• STATED TASK: Copy all lines holding the word "скота" from the entries.

• INPUT ROWS:
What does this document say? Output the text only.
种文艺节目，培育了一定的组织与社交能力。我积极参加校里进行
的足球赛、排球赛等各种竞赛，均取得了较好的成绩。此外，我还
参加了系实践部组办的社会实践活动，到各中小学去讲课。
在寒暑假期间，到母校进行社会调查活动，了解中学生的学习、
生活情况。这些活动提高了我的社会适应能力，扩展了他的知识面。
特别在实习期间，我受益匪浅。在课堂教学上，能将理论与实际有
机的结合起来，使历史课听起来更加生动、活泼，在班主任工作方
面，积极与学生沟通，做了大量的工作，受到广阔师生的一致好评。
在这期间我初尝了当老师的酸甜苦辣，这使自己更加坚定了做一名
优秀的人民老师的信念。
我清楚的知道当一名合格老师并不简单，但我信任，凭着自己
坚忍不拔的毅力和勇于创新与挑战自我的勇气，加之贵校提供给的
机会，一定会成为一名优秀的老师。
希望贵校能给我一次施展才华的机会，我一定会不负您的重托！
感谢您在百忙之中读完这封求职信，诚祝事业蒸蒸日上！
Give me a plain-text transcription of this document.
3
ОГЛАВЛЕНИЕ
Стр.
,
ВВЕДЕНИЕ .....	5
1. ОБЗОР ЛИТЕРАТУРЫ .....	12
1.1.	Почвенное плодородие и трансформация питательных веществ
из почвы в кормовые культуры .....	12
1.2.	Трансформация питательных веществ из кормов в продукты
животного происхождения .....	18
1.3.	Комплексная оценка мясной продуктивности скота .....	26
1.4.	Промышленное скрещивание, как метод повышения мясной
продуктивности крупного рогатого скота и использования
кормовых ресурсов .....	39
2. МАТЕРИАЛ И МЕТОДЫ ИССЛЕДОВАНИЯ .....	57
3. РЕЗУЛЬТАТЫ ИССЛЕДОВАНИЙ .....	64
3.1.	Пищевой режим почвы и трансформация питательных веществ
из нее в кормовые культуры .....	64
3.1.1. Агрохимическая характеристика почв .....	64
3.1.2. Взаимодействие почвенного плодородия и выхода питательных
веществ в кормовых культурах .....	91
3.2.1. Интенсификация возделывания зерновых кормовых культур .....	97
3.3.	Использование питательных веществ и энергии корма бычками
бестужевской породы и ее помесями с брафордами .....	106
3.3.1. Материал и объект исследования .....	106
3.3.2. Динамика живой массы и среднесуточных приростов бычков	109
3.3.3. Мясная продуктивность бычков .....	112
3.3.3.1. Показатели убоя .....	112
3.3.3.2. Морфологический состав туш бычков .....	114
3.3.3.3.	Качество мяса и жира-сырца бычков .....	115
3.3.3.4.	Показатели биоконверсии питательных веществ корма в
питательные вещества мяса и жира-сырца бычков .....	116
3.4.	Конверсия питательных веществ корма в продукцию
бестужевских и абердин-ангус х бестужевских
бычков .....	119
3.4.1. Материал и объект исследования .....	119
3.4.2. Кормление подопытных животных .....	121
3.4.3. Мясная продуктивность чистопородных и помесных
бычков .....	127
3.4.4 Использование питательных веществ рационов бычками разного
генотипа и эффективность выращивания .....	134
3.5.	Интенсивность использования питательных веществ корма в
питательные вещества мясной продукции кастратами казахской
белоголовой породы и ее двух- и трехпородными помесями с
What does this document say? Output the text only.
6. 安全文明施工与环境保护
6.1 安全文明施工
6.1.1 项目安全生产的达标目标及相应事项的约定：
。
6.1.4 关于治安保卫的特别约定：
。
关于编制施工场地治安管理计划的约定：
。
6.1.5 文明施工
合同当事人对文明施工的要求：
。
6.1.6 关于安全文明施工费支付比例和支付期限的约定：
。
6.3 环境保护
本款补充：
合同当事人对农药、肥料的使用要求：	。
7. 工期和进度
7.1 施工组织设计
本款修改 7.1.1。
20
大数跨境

• TASK SOLUTION:
1.3.	Комплексная оценка мясной продуктивности скота .....	26
продуктивности крупного рогатого скота и использования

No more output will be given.